WHAT YOU ARE ASKED TO DO:
Transcribe all the entries word for word, skipping the pictures.

(Figure contents as structured data)
++++++++++++++++++++

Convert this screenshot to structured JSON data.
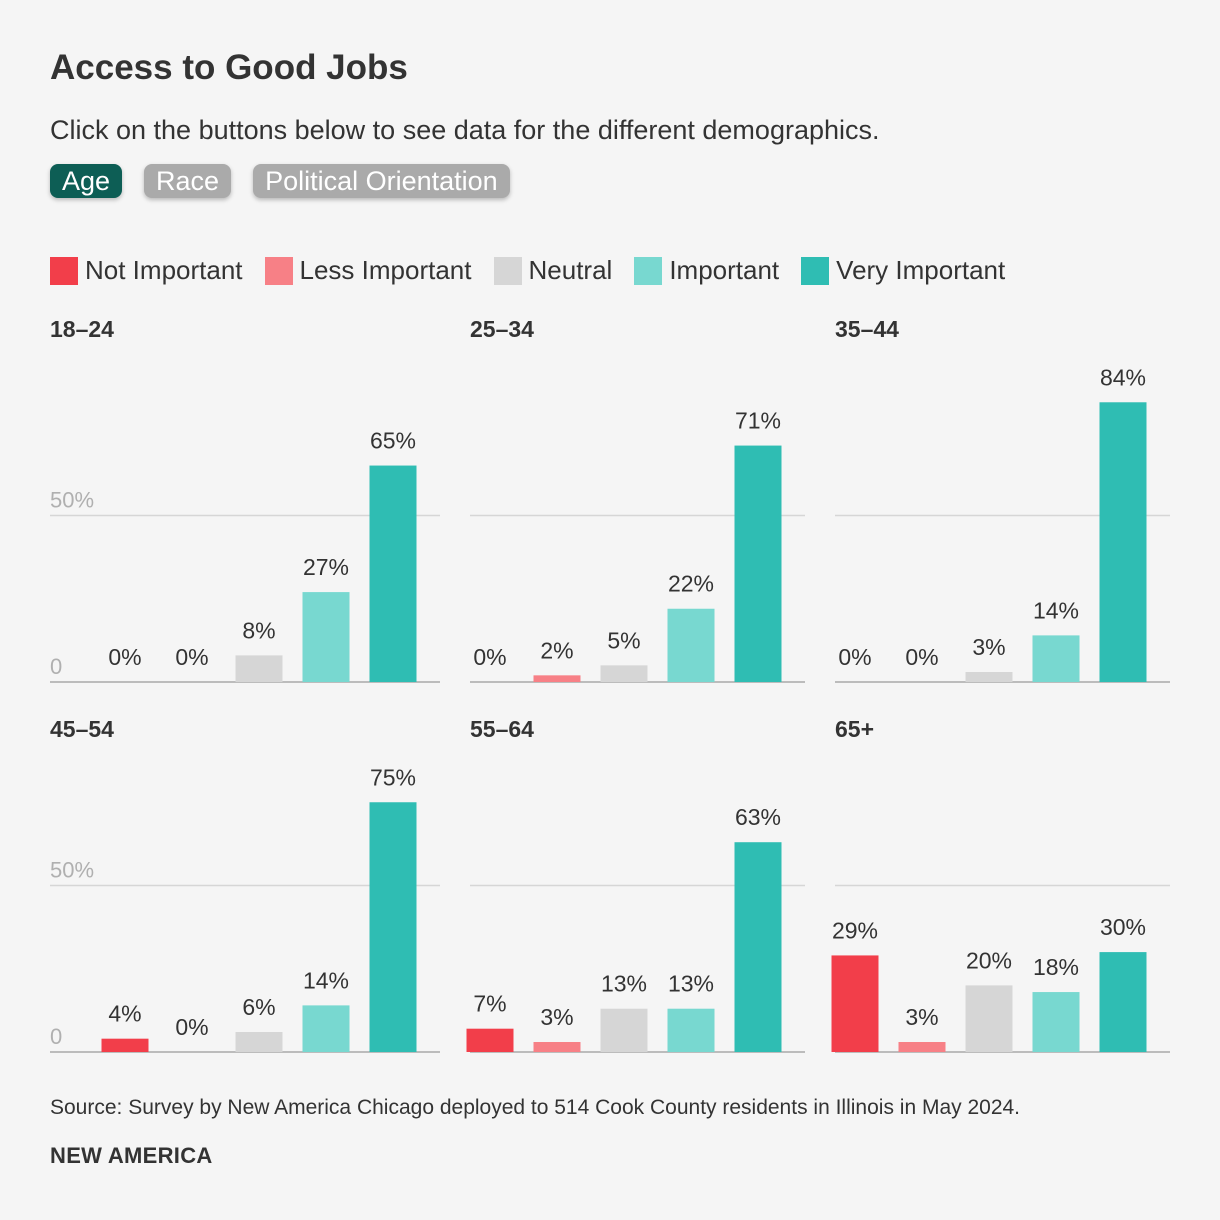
{
  "title": "Access to Good Jobs",
  "subtitle": "Click on the buttons below to see data for the different demographics.",
  "buttons": [
    {
      "label": "Age",
      "active": true
    },
    {
      "label": "Race",
      "active": false
    },
    {
      "label": "Political Orientation",
      "active": false
    }
  ],
  "colors": {
    "active_button": "#0d5e55",
    "inactive_button": "#aaaaaa",
    "gridline": "#d6d6d6",
    "axis": "#aaaaaa",
    "tick_label": "#b0b0b0",
    "value_label": "#333333"
  },
  "legend": [
    {
      "label": "Not Important",
      "color": "#f23e4a"
    },
    {
      "label": "Less Important",
      "color": "#f78086"
    },
    {
      "label": "Neutral",
      "color": "#d6d6d6"
    },
    {
      "label": "Important",
      "color": "#78d8d0"
    },
    {
      "label": "Very Important",
      "color": "#2fbdb3"
    }
  ],
  "chart_data": [
    {
      "type": "bar",
      "title": "18–24",
      "categories": [
        "Not Important",
        "Less Important",
        "Neutral",
        "Important",
        "Very Important"
      ],
      "values": [
        0,
        0,
        8,
        27,
        65
      ],
      "labels": [
        "0%",
        "0%",
        "8%",
        "27%",
        "65%"
      ],
      "ylim": [
        0,
        90
      ],
      "ticks": [
        {
          "value": 0,
          "label": "0"
        },
        {
          "value": 50,
          "label": "50%"
        }
      ]
    },
    {
      "type": "bar",
      "title": "25–34",
      "categories": [
        "Not Important",
        "Less Important",
        "Neutral",
        "Important",
        "Very Important"
      ],
      "values": [
        0,
        2,
        5,
        22,
        71
      ],
      "labels": [
        "0%",
        "2%",
        "5%",
        "22%",
        "71%"
      ],
      "ylim": [
        0,
        90
      ],
      "ticks": [
        {
          "value": 0,
          "label": ""
        },
        {
          "value": 50,
          "label": ""
        }
      ]
    },
    {
      "type": "bar",
      "title": "35–44",
      "categories": [
        "Not Important",
        "Less Important",
        "Neutral",
        "Important",
        "Very Important"
      ],
      "values": [
        0,
        0,
        3,
        14,
        84
      ],
      "labels": [
        "0%",
        "0%",
        "3%",
        "14%",
        "84%"
      ],
      "ylim": [
        0,
        90
      ],
      "ticks": [
        {
          "value": 0,
          "label": ""
        },
        {
          "value": 50,
          "label": ""
        }
      ]
    },
    {
      "type": "bar",
      "title": "45–54",
      "categories": [
        "Not Important",
        "Less Important",
        "Neutral",
        "Important",
        "Very Important"
      ],
      "values": [
        4,
        0,
        6,
        14,
        75
      ],
      "labels": [
        "4%",
        "0%",
        "6%",
        "14%",
        "75%"
      ],
      "ylim": [
        0,
        90
      ],
      "ticks": [
        {
          "value": 0,
          "label": "0"
        },
        {
          "value": 50,
          "label": "50%"
        }
      ]
    },
    {
      "type": "bar",
      "title": "55–64",
      "categories": [
        "Not Important",
        "Less Important",
        "Neutral",
        "Important",
        "Very Important"
      ],
      "values": [
        7,
        3,
        13,
        13,
        63
      ],
      "labels": [
        "7%",
        "3%",
        "13%",
        "13%",
        "63%"
      ],
      "ylim": [
        0,
        90
      ],
      "ticks": [
        {
          "value": 0,
          "label": ""
        },
        {
          "value": 50,
          "label": ""
        }
      ]
    },
    {
      "type": "bar",
      "title": "65+",
      "categories": [
        "Not Important",
        "Less Important",
        "Neutral",
        "Important",
        "Very Important"
      ],
      "values": [
        29,
        3,
        20,
        18,
        30
      ],
      "labels": [
        "29%",
        "3%",
        "20%",
        "18%",
        "30%"
      ],
      "ylim": [
        0,
        90
      ],
      "ticks": [
        {
          "value": 0,
          "label": ""
        },
        {
          "value": 50,
          "label": ""
        }
      ]
    }
  ],
  "source": "Source: Survey by New America Chicago deployed to 514 Cook County residents in Illinois in May 2024.",
  "brand": "NEW AMERICA"
}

++++++++++++++++++++

RESULT OF THE EXERCISE:
Convert this screenshot to structured JSON data.
{
  "title": "Access to Good Jobs",
  "subtitle": "Click on the buttons below to see data for the different demographics.",
  "buttons": [
    {
      "label": "Age",
      "active": true
    },
    {
      "label": "Race",
      "active": false
    },
    {
      "label": "Political Orientation",
      "active": false
    }
  ],
  "colors": {
    "active_button": "#0d5e55",
    "inactive_button": "#aaaaaa",
    "gridline": "#d6d6d6",
    "axis": "#aaaaaa",
    "tick_label": "#b0b0b0",
    "value_label": "#333333"
  },
  "legend": [
    {
      "label": "Not Important",
      "color": "#f23e4a"
    },
    {
      "label": "Less Important",
      "color": "#f78086"
    },
    {
      "label": "Neutral",
      "color": "#d6d6d6"
    },
    {
      "label": "Important",
      "color": "#78d8d0"
    },
    {
      "label": "Very Important",
      "color": "#2fbdb3"
    }
  ],
  "chart_data": [
    {
      "type": "bar",
      "title": "18–24",
      "categories": [
        "Not Important",
        "Less Important",
        "Neutral",
        "Important",
        "Very Important"
      ],
      "values": [
        0,
        0,
        8,
        27,
        65
      ],
      "labels": [
        "0%",
        "0%",
        "8%",
        "27%",
        "65%"
      ],
      "ylim": [
        0,
        90
      ],
      "ticks": [
        {
          "value": 0,
          "label": "0"
        },
        {
          "value": 50,
          "label": "50%"
        }
      ]
    },
    {
      "type": "bar",
      "title": "25–34",
      "categories": [
        "Not Important",
        "Less Important",
        "Neutral",
        "Important",
        "Very Important"
      ],
      "values": [
        0,
        2,
        5,
        22,
        71
      ],
      "labels": [
        "0%",
        "2%",
        "5%",
        "22%",
        "71%"
      ],
      "ylim": [
        0,
        90
      ],
      "ticks": [
        {
          "value": 0,
          "label": ""
        },
        {
          "value": 50,
          "label": ""
        }
      ]
    },
    {
      "type": "bar",
      "title": "35–44",
      "categories": [
        "Not Important",
        "Less Important",
        "Neutral",
        "Important",
        "Very Important"
      ],
      "values": [
        0,
        0,
        3,
        14,
        84
      ],
      "labels": [
        "0%",
        "0%",
        "3%",
        "14%",
        "84%"
      ],
      "ylim": [
        0,
        90
      ],
      "ticks": [
        {
          "value": 0,
          "label": ""
        },
        {
          "value": 50,
          "label": ""
        }
      ]
    },
    {
      "type": "bar",
      "title": "45–54",
      "categories": [
        "Not Important",
        "Less Important",
        "Neutral",
        "Important",
        "Very Important"
      ],
      "values": [
        4,
        0,
        6,
        14,
        75
      ],
      "labels": [
        "4%",
        "0%",
        "6%",
        "14%",
        "75%"
      ],
      "ylim": [
        0,
        90
      ],
      "ticks": [
        {
          "value": 0,
          "label": "0"
        },
        {
          "value": 50,
          "label": "50%"
        }
      ]
    },
    {
      "type": "bar",
      "title": "55–64",
      "categories": [
        "Not Important",
        "Less Important",
        "Neutral",
        "Important",
        "Very Important"
      ],
      "values": [
        7,
        3,
        13,
        13,
        63
      ],
      "labels": [
        "7%",
        "3%",
        "13%",
        "13%",
        "63%"
      ],
      "ylim": [
        0,
        90
      ],
      "ticks": [
        {
          "value": 0,
          "label": ""
        },
        {
          "value": 50,
          "label": ""
        }
      ]
    },
    {
      "type": "bar",
      "title": "65+",
      "categories": [
        "Not Important",
        "Less Important",
        "Neutral",
        "Important",
        "Very Important"
      ],
      "values": [
        29,
        3,
        20,
        18,
        30
      ],
      "labels": [
        "29%",
        "3%",
        "20%",
        "18%",
        "30%"
      ],
      "ylim": [
        0,
        90
      ],
      "ticks": [
        {
          "value": 0,
          "label": ""
        },
        {
          "value": 50,
          "label": ""
        }
      ]
    }
  ],
  "source": "Source: Survey by New America Chicago deployed to 514 Cook County residents in Illinois in May 2024.",
  "brand": "NEW AMERICA"
}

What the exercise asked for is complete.